▶ [Set task] Select from the records below every line that has the word "type" in it.
———
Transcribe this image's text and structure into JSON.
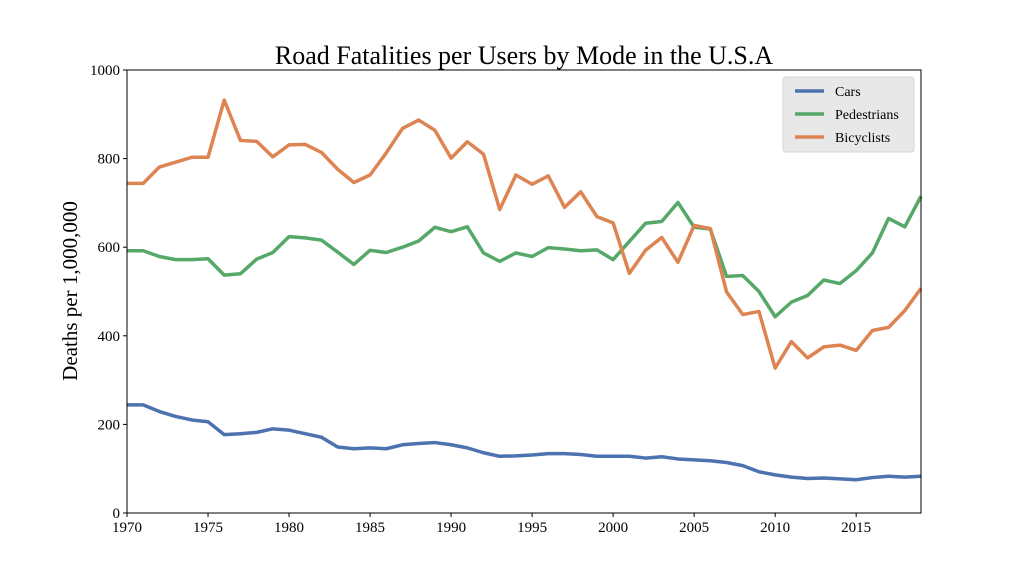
{
  "chart_data": {
    "type": "line",
    "title": "Road Fatalities per Users by Mode in the U.S.A",
    "xlabel": "",
    "ylabel": "Deaths per 1,000,000",
    "xlim": [
      1970,
      2019
    ],
    "ylim": [
      0,
      1000
    ],
    "x_ticks": [
      1970,
      1975,
      1980,
      1985,
      1990,
      1995,
      2000,
      2005,
      2010,
      2015
    ],
    "y_ticks": [
      0,
      200,
      400,
      600,
      800,
      1000
    ],
    "grid": false,
    "legend_position": "top-right",
    "x": [
      1970,
      1971,
      1972,
      1973,
      1974,
      1975,
      1976,
      1977,
      1978,
      1979,
      1980,
      1981,
      1982,
      1983,
      1984,
      1985,
      1986,
      1987,
      1988,
      1989,
      1990,
      1991,
      1992,
      1993,
      1994,
      1995,
      1996,
      1997,
      1998,
      1999,
      2000,
      2001,
      2002,
      2003,
      2004,
      2005,
      2006,
      2007,
      2008,
      2009,
      2010,
      2011,
      2012,
      2013,
      2014,
      2015,
      2016,
      2017,
      2018,
      2019
    ],
    "series": [
      {
        "name": "Cars",
        "color": "#4c72b0",
        "values": [
          244,
          244,
          229,
          218,
          210,
          206,
          177,
          179,
          182,
          190,
          187,
          179,
          171,
          149,
          145,
          147,
          145,
          154,
          157,
          159,
          154,
          147,
          136,
          128,
          129,
          131,
          134,
          134,
          132,
          128,
          128,
          128,
          124,
          127,
          122,
          120,
          118,
          114,
          107,
          93,
          86,
          81,
          78,
          79,
          77,
          75,
          80,
          83,
          81,
          83
        ]
      },
      {
        "name": "Pedestrians",
        "color": "#55a868",
        "values": [
          592,
          592,
          579,
          572,
          572,
          574,
          537,
          540,
          573,
          588,
          624,
          621,
          616,
          589,
          561,
          593,
          588,
          600,
          614,
          645,
          635,
          646,
          587,
          568,
          587,
          579,
          599,
          596,
          592,
          594,
          572,
          613,
          654,
          658,
          701,
          645,
          641,
          534,
          536,
          500,
          443,
          476,
          491,
          526,
          518,
          547,
          587,
          665,
          646,
          715
        ]
      },
      {
        "name": "Bicyclists",
        "color": "#dd8452",
        "values": [
          744,
          744,
          781,
          792,
          803,
          803,
          932,
          841,
          839,
          804,
          831,
          832,
          814,
          776,
          746,
          763,
          813,
          868,
          887,
          864,
          801,
          838,
          810,
          685,
          763,
          742,
          761,
          690,
          725,
          669,
          655,
          541,
          593,
          622,
          566,
          649,
          642,
          499,
          448,
          455,
          327,
          387,
          350,
          375,
          379,
          367,
          412,
          419,
          457,
          507
        ]
      }
    ]
  }
}
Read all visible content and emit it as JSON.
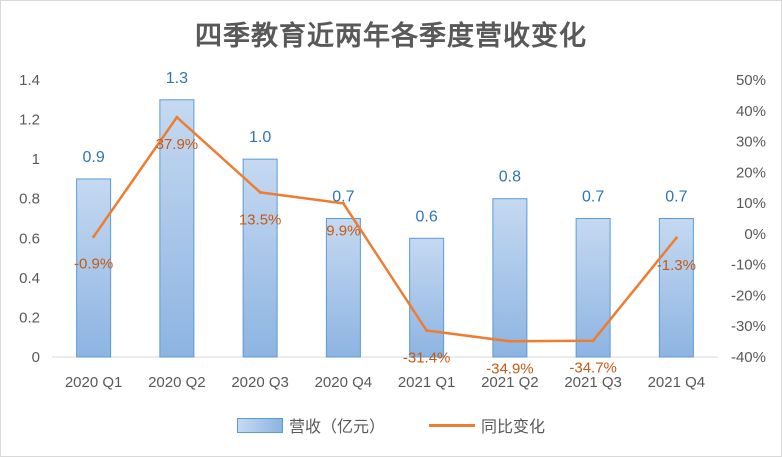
{
  "chart_data": {
    "type": "bar",
    "title": "四季教育近两年各季度营收变化",
    "categories": [
      "2020 Q1",
      "2020 Q2",
      "2020 Q3",
      "2020 Q4",
      "2021 Q1",
      "2021 Q2",
      "2021 Q3",
      "2021 Q4"
    ],
    "series": [
      {
        "name": "营收（亿元）",
        "type": "bar",
        "axis": "left",
        "values": [
          0.9,
          1.3,
          1.0,
          0.7,
          0.6,
          0.8,
          0.7,
          0.7
        ],
        "labels": [
          "0.9",
          "1.3",
          "1.0",
          "0.7",
          "0.6",
          "0.8",
          "0.7",
          "0.7"
        ]
      },
      {
        "name": "同比变化",
        "type": "line",
        "axis": "right",
        "values": [
          -0.9,
          37.9,
          13.5,
          9.9,
          -31.4,
          -34.9,
          -34.7,
          -1.3
        ],
        "labels": [
          "-0.9%",
          "37.9%",
          "13.5%",
          "9.9%",
          "-31.4%",
          "-34.9%",
          "-34.7%",
          "-1.3%"
        ]
      }
    ],
    "y_left": {
      "ylim": [
        0,
        1.4
      ],
      "ticks": [
        0,
        0.2,
        0.4,
        0.6,
        0.8,
        1,
        1.2,
        1.4
      ],
      "tick_labels": [
        "0",
        "0.2",
        "0.4",
        "0.6",
        "0.8",
        "1",
        "1.2",
        "1.4"
      ]
    },
    "y_right": {
      "ylim": [
        -40,
        50
      ],
      "ticks": [
        -40,
        -30,
        -20,
        -10,
        0,
        10,
        20,
        30,
        40,
        50
      ],
      "tick_labels": [
        "-40%",
        "-30%",
        "-20%",
        "-10%",
        "0%",
        "10%",
        "20%",
        "30%",
        "40%",
        "50%"
      ]
    },
    "legend_position": "bottom",
    "grid": false
  },
  "colors": {
    "bar_top": "#c5d9f1",
    "bar_bottom": "#8db4e2",
    "bar_border": "#5b9bd5",
    "line": "#ed7d31",
    "bar_label": "#2e75b6",
    "line_label": "#c55a11"
  }
}
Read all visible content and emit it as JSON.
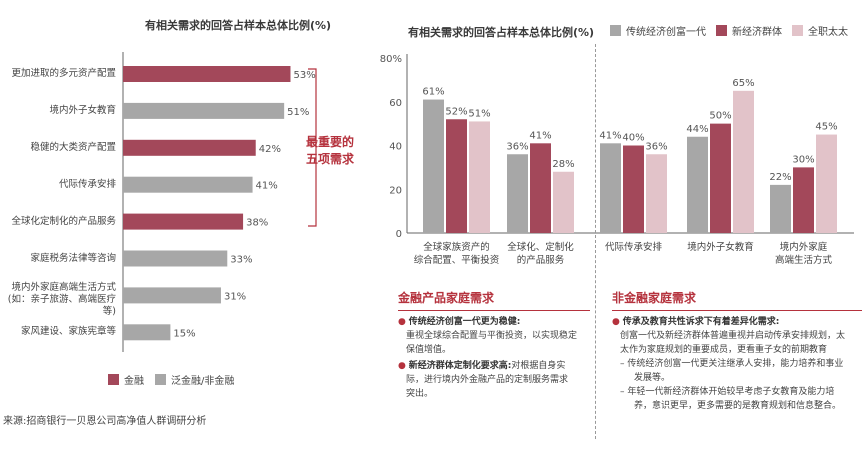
{
  "colors": {
    "finance": "#a3485a",
    "non_finance": "#a7a7a7",
    "gen1": "#a7a7a7",
    "newgen": "#a3485a",
    "housewife": "#e2c3c9",
    "accent_red": "#b5323d"
  },
  "left_chart": {
    "title": "有相关需求的回答占样本总体比例(%)",
    "annotation_line1": "最重要的",
    "annotation_line2": "五项需求",
    "legend": {
      "finance": "金融",
      "non_finance": "泛金融/非金融"
    }
  },
  "right_chart": {
    "title": "有相关需求的回答占样本总体比例(%)",
    "legend": {
      "gen1": "传统经济创富一代",
      "newgen": "新经济群体",
      "housewife": "全职太太"
    }
  },
  "finance_section": {
    "title": "金融产品家庭需求",
    "b1_head": "传统经济创富一代更为稳健:",
    "b1_l1": "重视全球综合配置与平衡投资，以实现稳定",
    "b1_l2": "保值增值。",
    "b2_head": "新经济群体定制化要求高:",
    "b2_tail": "对根据自身实",
    "b2_l2": "际，进行境内外金融产品的定制服务需求",
    "b2_l3": "突出。"
  },
  "nonfinance_section": {
    "title": "非金融家庭需求",
    "head": "传承及教育共性诉求下有着差异化需求:",
    "p1": "创富一代及新经济群体普遍重视并启动传承安排规划，太",
    "p2": "太作为家庭规划的重要成员，更看重子女的前期教育",
    "d1a": "–  传统经济创富一代更关注继承人安排，能力培养和事业",
    "d1b": "发展等。",
    "d2a": "–  年轻一代新经济群体开始较早考虑子女教育及能力培",
    "d2b": "养，意识更早，更多需要的是教育规划和信息整合。"
  },
  "source": "来源:招商银行一贝恩公司高净值人群调研分析",
  "chart_data": [
    {
      "type": "bar",
      "orientation": "horizontal",
      "title": "有相关需求的回答占样本总体比例(%)",
      "categories": [
        "更加进取的多元资产配置",
        "境内外子女教育",
        "稳健的大类资产配置",
        "代际传承安排",
        "全球化定制化的产品服务",
        "家庭税务法律等咨询",
        "境内外家庭高端生活方式",
        "家风建设、家族宪章等"
      ],
      "category_sublabels": [
        "",
        "",
        "",
        "",
        "",
        "",
        "(如：亲子旅游、高端医疗等)",
        ""
      ],
      "values": [
        53,
        51,
        42,
        41,
        38,
        33,
        31,
        15
      ],
      "value_labels": [
        "53%",
        "51%",
        "42%",
        "41%",
        "38%",
        "33%",
        "31%",
        "15%"
      ],
      "groups": [
        "金融",
        "泛金融/非金融",
        "金融",
        "泛金融/非金融",
        "金融",
        "泛金融/非金融",
        "泛金融/非金融",
        "泛金融/非金融"
      ],
      "xlim": [
        0,
        60
      ],
      "legend": [
        "金融",
        "泛金融/非金融"
      ],
      "legend_position": "bottom-left"
    },
    {
      "type": "bar",
      "title": "有相关需求的回答占样本总体比例(%)",
      "categories": [
        [
          "全球家族资产的",
          "综合配置、平衡投资"
        ],
        [
          "全球化、定制化",
          "的产品服务"
        ],
        [
          "代际传承安排"
        ],
        [
          "境内外子女教育"
        ],
        [
          "境内外家庭",
          "高端生活方式"
        ]
      ],
      "series": [
        {
          "name": "传统经济创富一代",
          "values": [
            61,
            36,
            41,
            44,
            22
          ]
        },
        {
          "name": "新经济群体",
          "values": [
            52,
            41,
            40,
            50,
            30
          ]
        },
        {
          "name": "全职太太",
          "values": [
            51,
            28,
            36,
            65,
            45
          ]
        }
      ],
      "ylim": [
        0,
        80
      ],
      "yticks": [
        "0",
        "20",
        "40",
        "60",
        "80%"
      ],
      "legend_position": "top",
      "grid": false
    }
  ]
}
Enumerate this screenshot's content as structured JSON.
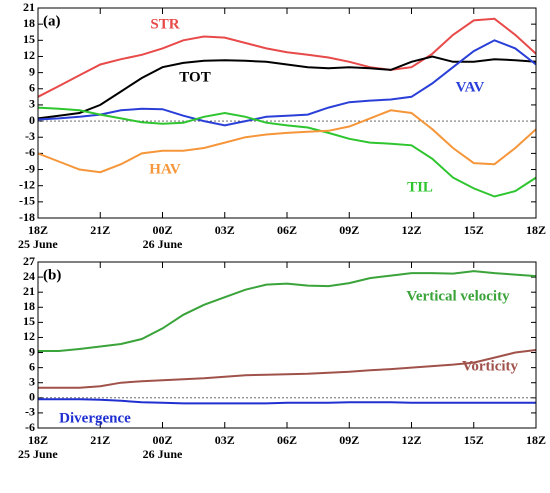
{
  "chart_data": [
    {
      "type": "line",
      "title": "(a)",
      "x": [
        0,
        1,
        2,
        3,
        4,
        5,
        6,
        7,
        8,
        9,
        10,
        11,
        12,
        13,
        14,
        15,
        16,
        17,
        18,
        19,
        20,
        21,
        22,
        23,
        24
      ],
      "xlim": [
        0,
        24
      ],
      "xticks": [
        {
          "value": 0,
          "label": "18Z"
        },
        {
          "value": 3,
          "label": "21Z"
        },
        {
          "value": 6,
          "label": "00Z"
        },
        {
          "value": 9,
          "label": "03Z"
        },
        {
          "value": 12,
          "label": "06Z"
        },
        {
          "value": 15,
          "label": "09Z"
        },
        {
          "value": 18,
          "label": "12Z"
        },
        {
          "value": 21,
          "label": "15Z"
        },
        {
          "value": 24,
          "label": "18Z"
        }
      ],
      "annotations": [
        {
          "text": "25 June",
          "x": 0
        },
        {
          "text": "26 June",
          "x": 6
        }
      ],
      "ylim": [
        -18,
        21
      ],
      "yticks": [
        -18,
        -15,
        -12,
        -9,
        -6,
        -3,
        0,
        3,
        6,
        9,
        12,
        15,
        18,
        21
      ],
      "series": [
        {
          "name": "STR",
          "color": "#e84a4a",
          "values": [
            4.5,
            6.5,
            8.5,
            10.5,
            11.5,
            12.3,
            13.5,
            15,
            15.7,
            15.5,
            14.5,
            13.5,
            12.8,
            12.3,
            11.8,
            11,
            10,
            9.5,
            10,
            12.5,
            16,
            18.7,
            19,
            16,
            12.5
          ]
        },
        {
          "name": "TOT",
          "color": "#000000",
          "values": [
            0.5,
            1,
            1.5,
            3,
            5.5,
            8,
            10,
            10.8,
            11.2,
            11.3,
            11.2,
            11,
            10.5,
            10,
            9.8,
            10,
            9.8,
            9.5,
            11,
            12,
            11,
            11,
            11.5,
            11.3,
            11
          ]
        },
        {
          "name": "VAV",
          "color": "#2a3fd8",
          "values": [
            0.3,
            0.5,
            0.8,
            1.2,
            2,
            2.3,
            2.2,
            1,
            0,
            -0.8,
            0,
            0.8,
            1,
            1.2,
            2.5,
            3.5,
            3.8,
            4,
            4.5,
            7,
            10,
            13,
            15,
            13.5,
            10.5
          ]
        },
        {
          "name": "TIL",
          "color": "#2ec52e",
          "values": [
            2.5,
            2.3,
            2,
            1.2,
            0.5,
            -0.2,
            -0.5,
            -0.3,
            0.8,
            1.5,
            0.8,
            -0.3,
            -0.8,
            -1.2,
            -2.2,
            -3.3,
            -4,
            -4.2,
            -4.5,
            -7,
            -10.5,
            -12.5,
            -14,
            -13,
            -10.5
          ]
        },
        {
          "name": "HAV",
          "color": "#f5963a",
          "values": [
            -6,
            -7.5,
            -9,
            -9.5,
            -8,
            -6,
            -5.5,
            -5.5,
            -5,
            -4,
            -3,
            -2.5,
            -2.2,
            -2,
            -1.8,
            -1,
            0.5,
            2,
            1.5,
            -1.5,
            -5,
            -7.8,
            -8,
            -5,
            -1.5
          ]
        }
      ]
    },
    {
      "type": "line",
      "title": "(b)",
      "x": [
        0,
        1,
        2,
        3,
        4,
        5,
        6,
        7,
        8,
        9,
        10,
        11,
        12,
        13,
        14,
        15,
        16,
        17,
        18,
        19,
        20,
        21,
        22,
        23,
        24
      ],
      "xlim": [
        0,
        24
      ],
      "xticks": [
        {
          "value": 0,
          "label": "18Z"
        },
        {
          "value": 3,
          "label": "21Z"
        },
        {
          "value": 6,
          "label": "00Z"
        },
        {
          "value": 9,
          "label": "03Z"
        },
        {
          "value": 12,
          "label": "06Z"
        },
        {
          "value": 15,
          "label": "09Z"
        },
        {
          "value": 18,
          "label": "12Z"
        },
        {
          "value": 21,
          "label": "15Z"
        },
        {
          "value": 24,
          "label": "18Z"
        }
      ],
      "annotations": [
        {
          "text": "25 June",
          "x": 0
        },
        {
          "text": "26 June",
          "x": 6
        }
      ],
      "ylim": [
        -6,
        27
      ],
      "yticks": [
        -6,
        -3,
        0,
        3,
        6,
        9,
        12,
        15,
        18,
        21,
        24,
        27
      ],
      "series": [
        {
          "name": "Vertical velocity",
          "color": "#3aa33a",
          "values": [
            9.3,
            9.3,
            9.7,
            10.2,
            10.7,
            11.7,
            13.8,
            16.5,
            18.5,
            20,
            21.5,
            22.5,
            22.7,
            22.3,
            22.2,
            22.8,
            23.8,
            24.3,
            24.8,
            24.8,
            24.7,
            25.2,
            24.8,
            24.5,
            24.2
          ]
        },
        {
          "name": "Vorticity",
          "color": "#a0524a",
          "values": [
            2,
            2,
            2,
            2.3,
            3,
            3.3,
            3.5,
            3.7,
            3.9,
            4.2,
            4.5,
            4.6,
            4.7,
            4.8,
            5,
            5.2,
            5.5,
            5.7,
            6,
            6.3,
            6.6,
            7,
            8,
            9,
            9.5
          ]
        },
        {
          "name": "Divergence",
          "color": "#2030d0",
          "values": [
            -0.3,
            -0.3,
            -0.3,
            -0.4,
            -0.6,
            -0.9,
            -1,
            -1.1,
            -1.1,
            -1.1,
            -1.1,
            -1.1,
            -1,
            -1,
            -1,
            -0.9,
            -0.9,
            -0.9,
            -1,
            -1,
            -1,
            -1,
            -1,
            -1,
            -1
          ]
        }
      ]
    }
  ]
}
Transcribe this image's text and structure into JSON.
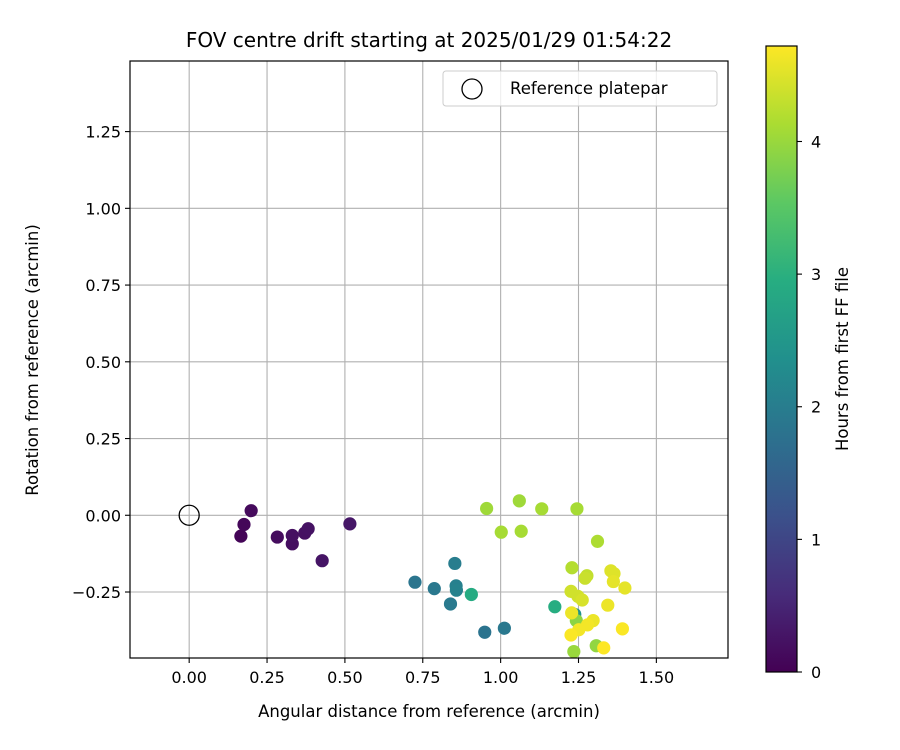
———
▶ [Full answer]
    "type": "line",
    "type": "bar",
        "type": "bar",
        "type": "line",
      "type": "bar",
      "type": "bar",
      "type": "line",
      "type": "line",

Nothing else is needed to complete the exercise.